• [What the task asks]: In the entries below, how many lines hold the string "color"? Give only the number.

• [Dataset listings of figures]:
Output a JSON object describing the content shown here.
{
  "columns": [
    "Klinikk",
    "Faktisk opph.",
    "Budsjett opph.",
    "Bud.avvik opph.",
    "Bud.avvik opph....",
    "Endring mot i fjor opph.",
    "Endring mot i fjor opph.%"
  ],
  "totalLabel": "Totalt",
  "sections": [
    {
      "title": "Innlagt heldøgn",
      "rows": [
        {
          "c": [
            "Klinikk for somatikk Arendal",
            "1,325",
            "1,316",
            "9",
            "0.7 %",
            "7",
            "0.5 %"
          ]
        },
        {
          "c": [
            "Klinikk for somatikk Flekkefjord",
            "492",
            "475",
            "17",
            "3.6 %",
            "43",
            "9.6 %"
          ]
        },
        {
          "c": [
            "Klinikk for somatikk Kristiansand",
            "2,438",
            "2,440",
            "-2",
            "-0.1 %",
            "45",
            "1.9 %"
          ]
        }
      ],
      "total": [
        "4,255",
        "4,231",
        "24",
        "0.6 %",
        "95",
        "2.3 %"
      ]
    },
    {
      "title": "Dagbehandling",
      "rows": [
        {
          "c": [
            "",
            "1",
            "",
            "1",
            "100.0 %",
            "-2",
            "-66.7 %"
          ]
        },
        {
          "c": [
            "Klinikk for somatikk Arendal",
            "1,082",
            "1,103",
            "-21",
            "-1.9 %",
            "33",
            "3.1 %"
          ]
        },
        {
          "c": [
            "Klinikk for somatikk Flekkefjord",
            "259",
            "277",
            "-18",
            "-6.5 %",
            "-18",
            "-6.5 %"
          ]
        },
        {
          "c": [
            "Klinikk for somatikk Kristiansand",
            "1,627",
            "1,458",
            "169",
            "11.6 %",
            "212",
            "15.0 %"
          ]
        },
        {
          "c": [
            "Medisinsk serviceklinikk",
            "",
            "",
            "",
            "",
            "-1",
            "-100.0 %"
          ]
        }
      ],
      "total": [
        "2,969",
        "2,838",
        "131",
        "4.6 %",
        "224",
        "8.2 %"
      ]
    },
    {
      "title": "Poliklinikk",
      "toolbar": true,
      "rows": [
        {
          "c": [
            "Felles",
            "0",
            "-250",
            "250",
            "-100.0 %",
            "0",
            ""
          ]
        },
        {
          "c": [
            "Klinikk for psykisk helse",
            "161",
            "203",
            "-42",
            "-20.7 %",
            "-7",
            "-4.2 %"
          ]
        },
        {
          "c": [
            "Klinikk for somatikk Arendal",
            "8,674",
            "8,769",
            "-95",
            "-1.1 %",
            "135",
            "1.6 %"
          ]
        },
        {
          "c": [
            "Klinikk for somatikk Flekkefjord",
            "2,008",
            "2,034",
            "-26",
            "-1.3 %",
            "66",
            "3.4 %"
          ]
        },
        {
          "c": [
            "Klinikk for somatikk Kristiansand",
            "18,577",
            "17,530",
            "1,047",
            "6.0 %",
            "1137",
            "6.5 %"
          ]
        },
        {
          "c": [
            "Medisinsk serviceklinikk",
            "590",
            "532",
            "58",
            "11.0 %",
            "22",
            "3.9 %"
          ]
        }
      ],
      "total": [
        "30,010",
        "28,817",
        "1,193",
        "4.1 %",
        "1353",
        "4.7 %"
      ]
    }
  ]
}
--
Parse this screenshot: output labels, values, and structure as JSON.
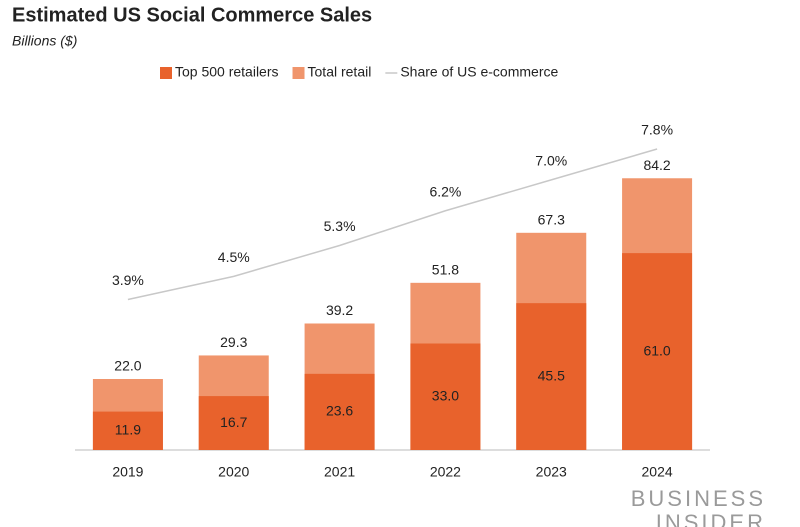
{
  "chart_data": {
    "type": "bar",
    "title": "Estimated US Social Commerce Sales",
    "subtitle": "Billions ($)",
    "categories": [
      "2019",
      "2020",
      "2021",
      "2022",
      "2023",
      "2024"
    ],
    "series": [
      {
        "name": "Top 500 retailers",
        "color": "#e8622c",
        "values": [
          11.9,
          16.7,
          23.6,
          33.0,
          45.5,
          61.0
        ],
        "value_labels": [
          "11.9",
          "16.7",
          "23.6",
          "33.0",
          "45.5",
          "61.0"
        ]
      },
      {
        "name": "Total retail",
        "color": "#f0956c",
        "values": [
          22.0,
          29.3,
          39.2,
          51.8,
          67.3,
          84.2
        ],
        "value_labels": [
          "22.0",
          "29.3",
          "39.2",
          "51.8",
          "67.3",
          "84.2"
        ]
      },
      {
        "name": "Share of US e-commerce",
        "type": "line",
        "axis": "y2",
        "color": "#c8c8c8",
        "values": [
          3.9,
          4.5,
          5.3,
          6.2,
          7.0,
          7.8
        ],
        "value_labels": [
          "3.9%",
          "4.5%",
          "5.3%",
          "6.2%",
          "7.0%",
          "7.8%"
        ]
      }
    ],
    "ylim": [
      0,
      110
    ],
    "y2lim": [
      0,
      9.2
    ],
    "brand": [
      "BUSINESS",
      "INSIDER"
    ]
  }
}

• [The solution]: 3